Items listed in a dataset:
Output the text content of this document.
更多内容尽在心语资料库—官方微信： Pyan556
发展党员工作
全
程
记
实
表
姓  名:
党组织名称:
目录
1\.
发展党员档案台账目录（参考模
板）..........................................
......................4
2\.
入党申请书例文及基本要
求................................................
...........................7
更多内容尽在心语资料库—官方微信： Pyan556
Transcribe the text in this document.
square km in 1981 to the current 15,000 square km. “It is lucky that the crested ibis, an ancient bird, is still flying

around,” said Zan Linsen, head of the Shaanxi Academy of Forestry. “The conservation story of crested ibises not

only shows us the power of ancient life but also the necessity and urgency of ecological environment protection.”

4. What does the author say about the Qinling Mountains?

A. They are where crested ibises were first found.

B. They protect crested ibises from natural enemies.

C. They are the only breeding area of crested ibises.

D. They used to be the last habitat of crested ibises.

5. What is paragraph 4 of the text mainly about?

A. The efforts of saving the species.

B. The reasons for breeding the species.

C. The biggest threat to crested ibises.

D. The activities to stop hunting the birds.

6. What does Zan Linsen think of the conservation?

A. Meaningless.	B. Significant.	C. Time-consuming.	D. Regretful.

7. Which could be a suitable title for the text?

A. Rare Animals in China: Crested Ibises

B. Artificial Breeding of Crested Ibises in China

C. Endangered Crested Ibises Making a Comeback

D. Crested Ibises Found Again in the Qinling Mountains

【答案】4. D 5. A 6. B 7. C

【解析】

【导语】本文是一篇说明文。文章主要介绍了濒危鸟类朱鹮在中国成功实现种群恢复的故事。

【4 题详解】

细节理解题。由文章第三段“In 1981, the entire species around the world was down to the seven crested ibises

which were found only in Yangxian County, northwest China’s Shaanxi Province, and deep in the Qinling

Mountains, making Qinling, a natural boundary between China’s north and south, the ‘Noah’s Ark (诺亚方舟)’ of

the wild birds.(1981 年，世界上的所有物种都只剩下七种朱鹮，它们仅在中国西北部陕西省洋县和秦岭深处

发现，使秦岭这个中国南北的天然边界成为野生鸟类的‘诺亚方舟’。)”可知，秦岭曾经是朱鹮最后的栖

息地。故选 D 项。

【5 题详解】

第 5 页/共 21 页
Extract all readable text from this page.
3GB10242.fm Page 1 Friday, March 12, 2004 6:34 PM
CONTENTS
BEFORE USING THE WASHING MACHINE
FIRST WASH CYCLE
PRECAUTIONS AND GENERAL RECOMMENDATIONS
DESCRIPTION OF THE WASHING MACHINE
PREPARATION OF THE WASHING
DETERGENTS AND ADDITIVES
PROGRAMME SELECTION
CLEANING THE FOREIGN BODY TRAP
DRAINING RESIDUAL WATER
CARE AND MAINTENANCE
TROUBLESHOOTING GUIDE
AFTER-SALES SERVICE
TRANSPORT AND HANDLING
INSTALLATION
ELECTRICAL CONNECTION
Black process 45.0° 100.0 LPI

* WRITTEN TASK *
Reproduce each entry word for word.

* SOLUTION FOR THIS EXERCISE *
Output the text content of this document.
更多内容尽在心语资料库—官方微信： Pyan556
发展党员工作
全
程
记
实
表
姓  名:
党组织名称:
目录
1\.
发展党员档案台账目录（参考模
板）..........................................
......................4
2\.
入党申请书例文及基本要
求................................................
...........................7
更多内容尽在心语资料库—官方微信： Pyan556
Transcribe the text in this document.
square km in 1981 to the current 15,000 square km. “It is lucky that the crested ibis, an ancient bird, is still flying

around,” said Zan Linsen, head of the Shaanxi Academy of Forestry. “The conservation story of crested ibises not

only shows us the power of ancient life but also the necessity and urgency of ecological environment protection.”

4. What does the author say about the Qinling Mountains?

A. They are where crested ibises were first found.

B. They protect crested ibises from natural enemies.

C. They are the only breeding area of crested ibises.

D. They used to be the last habitat of crested ibises.

5. What is paragraph 4 of the text mainly about?

A. The efforts of saving the species.

B. The reasons for breeding the species.

C. The biggest threat to crested ibises.

D. The activities to stop hunting the birds.

6. What does Zan Linsen think of the conservation?

A. Meaningless.	B. Significant.	C. Time-consuming.	D. Regretful.

7. Which could be a suitable title for the text?

A. Rare Animals in China: Crested Ibises

B. Artificial Breeding of Crested Ibises in China

C. Endangered Crested Ibises Making a Comeback

D. Crested Ibises Found Again in the Qinling Mountains

【答案】4. D 5. A 6. B 7. C

【解析】

【导语】本文是一篇说明文。文章主要介绍了濒危鸟类朱鹮在中国成功实现种群恢复的故事。

【4 题详解】

细节理解题。由文章第三段“In 1981, the entire species around the world was down to the seven crested ibises

which were found only in Yangxian County, northwest China’s Shaanxi Province, and deep in the Qinling

Mountains, making Qinling, a natural boundary between China’s north and south, the ‘Noah’s Ark (诺亚方舟)’ of

the wild birds.(1981 年，世界上的所有物种都只剩下七种朱鹮，它们仅在中国西北部陕西省洋县和秦岭深处

发现，使秦岭这个中国南北的天然边界成为野生鸟类的‘诺亚方舟’。)”可知，秦岭曾经是朱鹮最后的栖

息地。故选 D 项。

【5 题详解】

第 5 页/共 21 页
Extract all readable text from this page.
3GB10242.fm Page 1 Friday, March 12, 2004 6:34 PM
CONTENTS
BEFORE USING THE WASHING MACHINE
FIRST WASH CYCLE
PRECAUTIONS AND GENERAL RECOMMENDATIONS
DESCRIPTION OF THE WASHING MACHINE
PREPARATION OF THE WASHING
DETERGENTS AND ADDITIVES
PROGRAMME SELECTION
CLEANING THE FOREIGN BODY TRAP
DRAINING RESIDUAL WATER
CARE AND MAINTENANCE
TROUBLESHOOTING GUIDE
AFTER-SALES SERVICE
TRANSPORT AND HANDLING
INSTALLATION
ELECTRICAL CONNECTION
Black process 45.0° 100.0 LPI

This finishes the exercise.